Records to use ▸
[Begin]

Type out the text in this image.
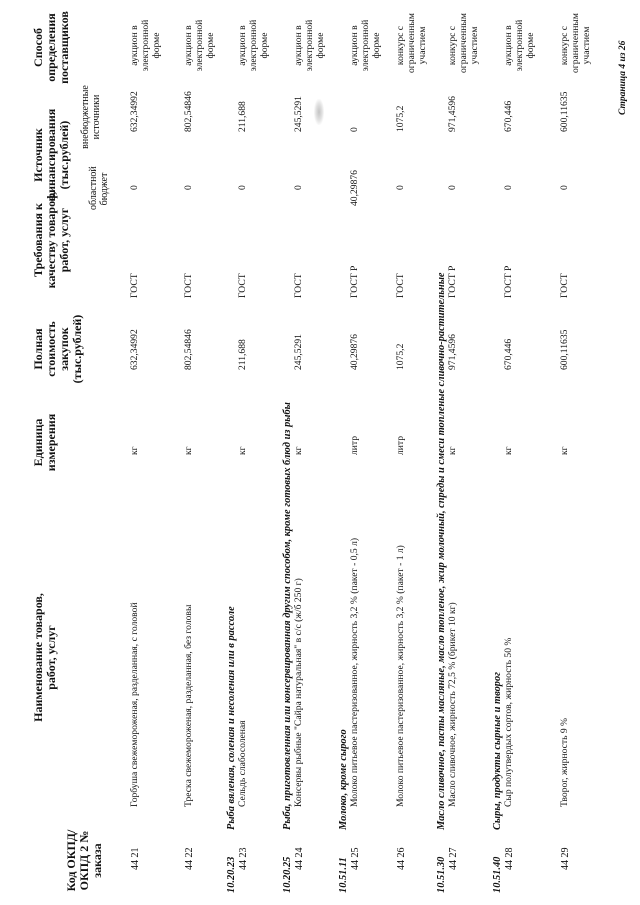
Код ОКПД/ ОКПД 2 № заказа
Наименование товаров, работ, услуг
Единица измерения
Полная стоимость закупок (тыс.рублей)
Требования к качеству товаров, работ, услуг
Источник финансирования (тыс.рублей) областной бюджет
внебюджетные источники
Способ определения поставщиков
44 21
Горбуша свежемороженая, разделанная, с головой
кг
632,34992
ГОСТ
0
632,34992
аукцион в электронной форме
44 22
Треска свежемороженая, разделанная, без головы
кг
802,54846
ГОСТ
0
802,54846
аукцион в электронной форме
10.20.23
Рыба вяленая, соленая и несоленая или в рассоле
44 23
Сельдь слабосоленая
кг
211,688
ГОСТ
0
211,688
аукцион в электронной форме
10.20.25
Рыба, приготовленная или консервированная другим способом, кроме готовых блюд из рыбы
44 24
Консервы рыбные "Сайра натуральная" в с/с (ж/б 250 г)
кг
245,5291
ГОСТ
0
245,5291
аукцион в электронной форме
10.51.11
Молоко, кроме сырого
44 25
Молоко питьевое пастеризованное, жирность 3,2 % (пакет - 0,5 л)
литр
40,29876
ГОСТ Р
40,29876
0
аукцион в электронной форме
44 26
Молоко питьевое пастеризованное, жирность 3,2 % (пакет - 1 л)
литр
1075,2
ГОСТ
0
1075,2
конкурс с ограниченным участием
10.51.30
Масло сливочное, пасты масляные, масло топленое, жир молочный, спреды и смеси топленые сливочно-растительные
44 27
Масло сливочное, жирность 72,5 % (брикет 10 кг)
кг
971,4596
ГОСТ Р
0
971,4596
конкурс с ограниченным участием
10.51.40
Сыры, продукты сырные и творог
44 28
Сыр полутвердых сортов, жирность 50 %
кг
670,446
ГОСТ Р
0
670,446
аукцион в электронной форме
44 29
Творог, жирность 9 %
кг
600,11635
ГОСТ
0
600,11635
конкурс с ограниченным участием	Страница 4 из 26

[End]

Exercise objective ▸ Exclude the pictures, and transcribe all of the material exactly.

The output ▸
Type out the text in this image.
Код ОКПД/ ОКПД 2 № заказа
Наименование товаров, работ, услуг
Единица измерения
Полная стоимость закупок (тыс.рублей)
Требования к качеству товаров, работ, услуг
Источник финансирования (тыс.рублей) областной бюджет
внебюджетные источники
Способ определения поставщиков
44 21
Горбуша свежемороженая, разделанная, с головой
кг
632,34992
ГОСТ
0
632,34992
аукцион в электронной форме
44 22
Треска свежемороженая, разделанная, без головы
кг
802,54846
ГОСТ
0
802,54846
аукцион в электронной форме
10.20.23
Рыба вяленая, соленая и несоленая или в рассоле
44 23
Сельдь слабосоленая
кг
211,688
ГОСТ
0
211,688
аукцион в электронной форме
10.20.25
Рыба, приготовленная или консервированная другим способом, кроме готовых блюд из рыбы
44 24
Консервы рыбные "Сайра натуральная" в с/с (ж/б 250 г)
кг
245,5291
ГОСТ
0
245,5291
аукцион в электронной форме
10.51.11
Молоко, кроме сырого
44 25
Молоко питьевое пастеризованное, жирность 3,2 % (пакет - 0,5 л)
литр
40,29876
ГОСТ Р
40,29876
0
аукцион в электронной форме
44 26
Молоко питьевое пастеризованное, жирность 3,2 % (пакет - 1 л)
литр
1075,2
ГОСТ
0
1075,2
конкурс с ограниченным участием
10.51.30
Масло сливочное, пасты масляные, масло топленое, жир молочный, спреды и смеси топленые сливочно-растительные
44 27
Масло сливочное, жирность 72,5 % (брикет 10 кг)
кг
971,4596
ГОСТ Р
0
971,4596
конкурс с ограниченным участием
10.51.40
Сыры, продукты сырные и творог
44 28
Сыр полутвердых сортов, жирность 50 %
кг
670,446
ГОСТ Р
0
670,446
аукцион в электронной форме
44 29
Творог, жирность 9 %
кг
600,11635
ГОСТ
0
600,11635
конкурс с ограниченным участием	Страница 4 из 26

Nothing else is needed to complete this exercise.